=== RAW RECORDS ===

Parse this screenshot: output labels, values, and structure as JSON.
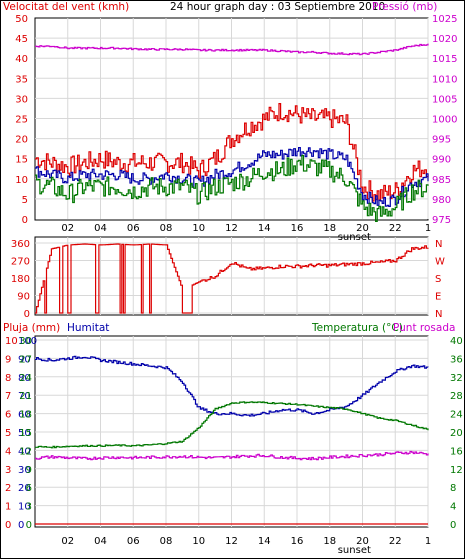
{
  "colors": {
    "wind": "#dd0000",
    "wind_avg": "#0000aa",
    "wind_min": "#007700",
    "pressure": "#cc00cc",
    "direction": "#dd0000",
    "humidity": "#0000aa",
    "temperature": "#007700",
    "dewpoint": "#cc00cc",
    "rain": "#dd0000",
    "frame": "#000000",
    "grid": "#d8d8d8"
  },
  "header": {
    "wind_label": "Velocitat del vent (kmh)",
    "title": "24 hour graph day : 03 Septiembre 2010",
    "pressure_label": "Pressió (mb)"
  },
  "middle": {
    "compass": [
      "N",
      "W",
      "S",
      "E",
      "N"
    ]
  },
  "bottom_header": {
    "rain_label": "Pluja (mm)",
    "humidity_label": "Humitat",
    "temp_label": "Temperatura (°C)",
    "dew_label": "Punt rosada"
  },
  "x_axis": {
    "ticks": [
      "02",
      "04",
      "06",
      "08",
      "10",
      "12",
      "14",
      "16",
      "18",
      "20",
      "22"
    ],
    "last_tick": "1",
    "sunset_label": "sunset"
  },
  "chart_data": [
    {
      "type": "line",
      "title": "24 hour graph day : 03 Septiembre 2010",
      "x_range_hours": [
        0,
        24
      ],
      "x_ticks_hours": [
        2,
        4,
        6,
        8,
        10,
        12,
        14,
        16,
        18,
        20,
        22,
        24
      ],
      "y_left": {
        "label": "Velocitat del vent (kmh)",
        "ylim": [
          0,
          50
        ],
        "ticks": [
          0,
          5,
          10,
          15,
          20,
          25,
          30,
          35,
          40,
          45,
          50
        ]
      },
      "y_right": {
        "label": "Pressió (mb)",
        "ylim": [
          975,
          1025
        ],
        "ticks": [
          975,
          980,
          985,
          990,
          995,
          1000,
          1005,
          1010,
          1015,
          1020,
          1025
        ]
      },
      "hours": [
        0,
        1,
        2,
        3,
        4,
        5,
        6,
        7,
        8,
        9,
        10,
        11,
        12,
        13,
        14,
        15,
        16,
        17,
        18,
        19,
        20,
        21,
        22,
        23,
        24
      ],
      "series": [
        {
          "axis": "left",
          "values": [
            15,
            14,
            13,
            14,
            15,
            14,
            14,
            14,
            14,
            14,
            12,
            15,
            20,
            23,
            25,
            27,
            26,
            25,
            25,
            24,
            8,
            6,
            7,
            12,
            13
          ]
        },
        {
          "axis": "left",
          "values": [
            12,
            11,
            10,
            11,
            11,
            11,
            10,
            10,
            11,
            10,
            9,
            11,
            12,
            14,
            16,
            16,
            17,
            17,
            16,
            15,
            6,
            4,
            5,
            9,
            10
          ]
        },
        {
          "axis": "left",
          "values": [
            9,
            8,
            6,
            8,
            8,
            8,
            7,
            8,
            8,
            8,
            6,
            8,
            9,
            10,
            12,
            12,
            14,
            13,
            12,
            10,
            3,
            1,
            3,
            7,
            8
          ]
        },
        {
          "axis": "right",
          "values": [
            1018,
            1018,
            1017.5,
            1017.5,
            1017.5,
            1017.5,
            1017.3,
            1017.2,
            1017.2,
            1017.2,
            1017,
            1017,
            1017,
            1017,
            1017,
            1016.8,
            1016.5,
            1016.5,
            1016.2,
            1016.1,
            1016,
            1016.5,
            1017,
            1018,
            1018.5
          ]
        }
      ]
    },
    {
      "type": "line",
      "y_left": {
        "ticks": [
          0,
          90,
          180,
          270,
          360
        ]
      },
      "y_right": {
        "ticks": [
          "N",
          "W",
          "S",
          "E",
          "N"
        ]
      },
      "hours": [
        0,
        1,
        2,
        3,
        4,
        5,
        6,
        7,
        8,
        9,
        10,
        11,
        12,
        13,
        14,
        15,
        16,
        17,
        18,
        19,
        20,
        21,
        22,
        23,
        24
      ],
      "series": [
        {
          "values": [
            0,
            330,
            350,
            355,
            350,
            355,
            350,
            355,
            350,
            120,
            160,
            190,
            260,
            225,
            230,
            240,
            240,
            245,
            245,
            250,
            255,
            260,
            270,
            330,
            340
          ]
        }
      ]
    },
    {
      "type": "line",
      "y_left": {
        "label": "Pluja (mm)",
        "ylim": [
          0,
          10
        ],
        "ticks": [
          0,
          1,
          2,
          3,
          4,
          5,
          6,
          7,
          8,
          9,
          10
        ]
      },
      "y_left_secondary": {
        "label": "Humitat",
        "ylim": [
          0,
          100
        ],
        "ticks": [
          0,
          10,
          20,
          30,
          40,
          50,
          60,
          70,
          80,
          90,
          100
        ]
      },
      "y_temp_scale": {
        "ticks": [
          0,
          3,
          6,
          9,
          12,
          15,
          18,
          21,
          24,
          27,
          30
        ]
      },
      "y_right": {
        "label": "Temperatura (°C)",
        "ylim": [
          0,
          40
        ],
        "ticks": [
          0,
          4,
          8,
          12,
          16,
          20,
          24,
          28,
          32,
          36,
          40
        ]
      },
      "hours": [
        0,
        1,
        2,
        3,
        4,
        5,
        6,
        7,
        8,
        9,
        10,
        11,
        12,
        13,
        14,
        15,
        16,
        17,
        18,
        19,
        20,
        21,
        22,
        23,
        24
      ],
      "series": [
        {
          "axis": "humidity",
          "values": [
            90,
            89,
            90,
            91,
            89,
            88,
            87,
            86,
            85,
            77,
            63,
            60,
            60,
            59,
            60,
            62,
            62,
            60,
            62,
            64,
            70,
            77,
            83,
            86,
            85
          ]
        },
        {
          "axis": "right",
          "values": [
            16.8,
            16.7,
            16.9,
            17,
            17,
            17.1,
            17,
            17.2,
            17.5,
            18,
            21,
            25,
            26.3,
            26.5,
            26.4,
            26.2,
            26,
            25.6,
            25.3,
            25,
            24,
            23,
            22.5,
            21.5,
            20.5
          ]
        },
        {
          "axis": "right",
          "values": [
            14.3,
            14.6,
            14.4,
            14.2,
            14.4,
            14.5,
            14.4,
            14.5,
            14.6,
            14.7,
            14.5,
            14.4,
            14.6,
            14.8,
            14.9,
            14.5,
            14.3,
            14.2,
            14.5,
            14.7,
            14.9,
            15.1,
            15.4,
            15.6,
            15.2
          ]
        },
        {
          "axis": "left",
          "values": [
            0,
            0,
            0,
            0,
            0,
            0,
            0,
            0,
            0,
            0,
            0,
            0,
            0,
            0,
            0,
            0,
            0,
            0,
            0,
            0,
            0,
            0,
            0,
            0,
            0
          ]
        }
      ]
    }
  ]
}
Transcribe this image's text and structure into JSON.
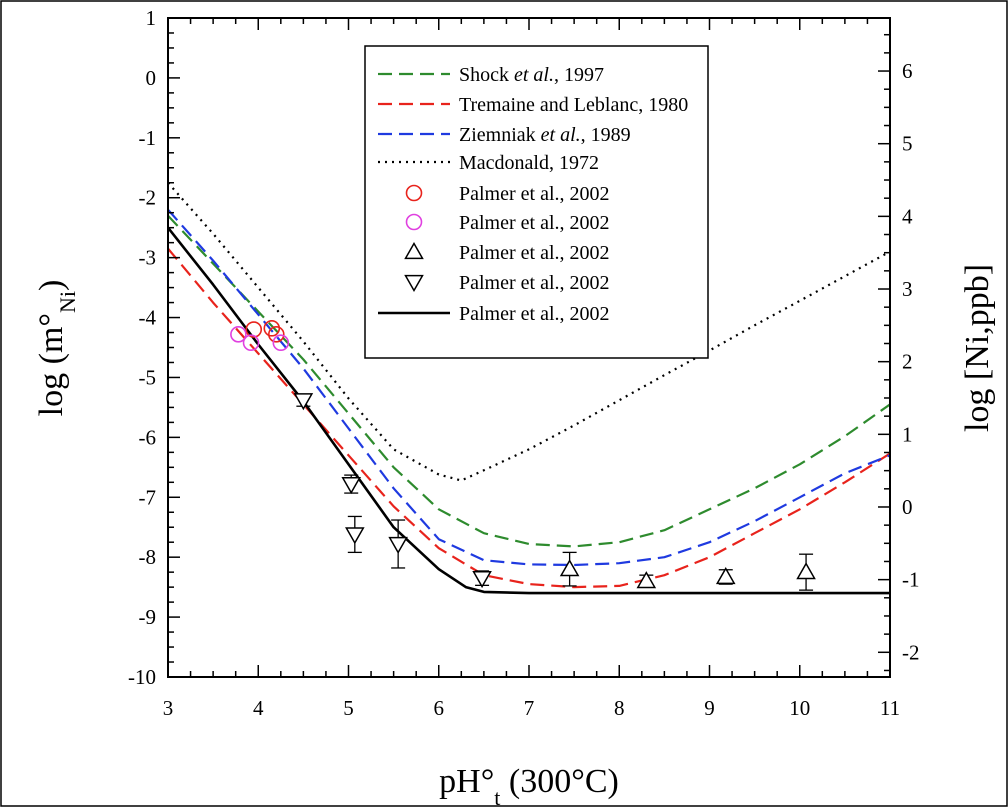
{
  "chart_data": {
    "type": "line",
    "xlabel": {
      "main": "pH°",
      "sub": "t",
      "tail": " (300°C)"
    },
    "ylabel": {
      "main": "log (m°",
      "sub": "Ni",
      "tail": ")"
    },
    "y2label": "log [Ni,ppb]",
    "xlim": [
      3,
      11
    ],
    "ylim": [
      -10,
      1
    ],
    "y2lim": [
      -2.34,
      6.73
    ],
    "x_ticks": [
      "3",
      "4",
      "5",
      "6",
      "7",
      "8",
      "9",
      "10",
      "11"
    ],
    "y_ticks": [
      "1",
      "0",
      "-1",
      "-2",
      "-3",
      "-4",
      "-5",
      "-6",
      "-7",
      "-8",
      "-9",
      "-10"
    ],
    "y2_ticks": [
      "6",
      "5",
      "4",
      "3",
      "2",
      "1",
      "0",
      "-1",
      "-2"
    ],
    "grid": false,
    "legend_position": "top-right",
    "legend": [
      {
        "name": "Shock",
        "italic": " et al.",
        "rest": ", 1997",
        "symbol": "dashed-line",
        "color": "#2e8b2e"
      },
      {
        "name": "Tremaine and Leblanc, 1980",
        "italic": "",
        "rest": "",
        "symbol": "dashed-line",
        "color": "#e8231c"
      },
      {
        "name": "Ziemniak",
        "italic": " et al.",
        "rest": ", 1989",
        "symbol": "dashed-line",
        "color": "#1f3ae0"
      },
      {
        "name": "Macdonald, 1972",
        "italic": "",
        "rest": "",
        "symbol": "dotted-line",
        "color": "#000000"
      },
      {
        "name": "Palmer et al., 2002",
        "italic": "",
        "rest": "",
        "symbol": "circle",
        "color": "#e8231c"
      },
      {
        "name": "Palmer et al., 2002",
        "italic": "",
        "rest": "",
        "symbol": "circle",
        "color": "#e040e0"
      },
      {
        "name": "Palmer et al., 2002",
        "italic": "",
        "rest": "",
        "symbol": "triangle-up",
        "color": "#000000"
      },
      {
        "name": "Palmer et al., 2002",
        "italic": "",
        "rest": "",
        "symbol": "triangle-down",
        "color": "#000000"
      },
      {
        "name": "Palmer et al., 2002",
        "italic": "",
        "rest": "",
        "symbol": "solid-line",
        "color": "#000000"
      }
    ],
    "series": [
      {
        "style": "dashed",
        "color": "#2e8b2e",
        "x": [
          3,
          3.5,
          4,
          4.5,
          5,
          5.5,
          6,
          6.5,
          7,
          7.5,
          8,
          8.5,
          9,
          9.5,
          10,
          10.5,
          11
        ],
        "y": [
          -2.3,
          -3.1,
          -3.9,
          -4.7,
          -5.6,
          -6.5,
          -7.2,
          -7.6,
          -7.78,
          -7.82,
          -7.75,
          -7.55,
          -7.2,
          -6.85,
          -6.45,
          -5.98,
          -5.45
        ]
      },
      {
        "style": "dashed",
        "color": "#e8231c",
        "x": [
          3,
          3.5,
          4,
          4.5,
          5,
          5.5,
          6,
          6.5,
          7,
          7.5,
          8,
          8.5,
          9,
          9.5,
          10,
          10.5,
          11
        ],
        "y": [
          -2.85,
          -3.75,
          -4.6,
          -5.45,
          -6.3,
          -7.15,
          -7.85,
          -8.3,
          -8.45,
          -8.5,
          -8.48,
          -8.3,
          -8.0,
          -7.6,
          -7.2,
          -6.75,
          -6.27
        ]
      },
      {
        "style": "dashed",
        "color": "#1f3ae0",
        "x": [
          3,
          3.5,
          4,
          4.5,
          5,
          5.5,
          6,
          6.5,
          7,
          7.5,
          8,
          8.5,
          9,
          9.5,
          10,
          10.5,
          11
        ],
        "y": [
          -2.2,
          -3.05,
          -3.95,
          -4.85,
          -5.85,
          -6.85,
          -7.7,
          -8.05,
          -8.12,
          -8.13,
          -8.1,
          -8.0,
          -7.75,
          -7.4,
          -7.0,
          -6.6,
          -6.3
        ]
      },
      {
        "style": "dotted",
        "color": "#000000",
        "x": [
          3,
          3.5,
          4,
          4.5,
          5,
          5.5,
          6,
          6.25,
          6.5,
          7,
          7.5,
          8,
          8.5,
          9,
          9.5,
          10,
          10.5,
          11
        ],
        "y": [
          -1.75,
          -2.6,
          -3.5,
          -4.4,
          -5.35,
          -6.2,
          -6.62,
          -6.72,
          -6.55,
          -6.2,
          -5.8,
          -5.38,
          -4.96,
          -4.55,
          -4.13,
          -3.72,
          -3.31,
          -2.9
        ]
      },
      {
        "style": "solid",
        "color": "#000000",
        "x": [
          3,
          3.5,
          4,
          4.5,
          5,
          5.5,
          6,
          6.3,
          6.5,
          7,
          8,
          9,
          10,
          11
        ],
        "y": [
          -2.5,
          -3.45,
          -4.45,
          -5.4,
          -6.45,
          -7.5,
          -8.2,
          -8.5,
          -8.58,
          -8.6,
          -8.6,
          -8.6,
          -8.6,
          -8.6
        ]
      }
    ],
    "points": [
      {
        "marker": "circle",
        "color": "#e8231c",
        "x": [
          3.95,
          4.15,
          4.2
        ],
        "y": [
          -4.2,
          -4.18,
          -4.28
        ]
      },
      {
        "marker": "circle",
        "color": "#e040e0",
        "x": [
          3.78,
          3.92,
          4.25
        ],
        "y": [
          -4.28,
          -4.42,
          -4.42
        ]
      },
      {
        "marker": "triangle-up",
        "color": "#000000",
        "x": [
          7.45,
          8.3,
          9.18,
          10.07
        ],
        "y": [
          -8.2,
          -8.4,
          -8.33,
          -8.25
        ],
        "err": [
          0.28,
          0.1,
          0.12,
          0.3
        ]
      },
      {
        "marker": "triangle-down",
        "color": "#000000",
        "x": [
          4.5,
          5.03,
          5.07,
          5.55,
          6.48
        ],
        "y": [
          -5.38,
          -6.78,
          -7.62,
          -7.78,
          -8.35
        ],
        "err": [
          0.1,
          0.15,
          0.3,
          0.4,
          0.12
        ]
      }
    ]
  }
}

===

PROBLEM TO SOLVE> State the number of lines in the records that contain the string "JSON", and nothing more.

TASK SOLUTION> 2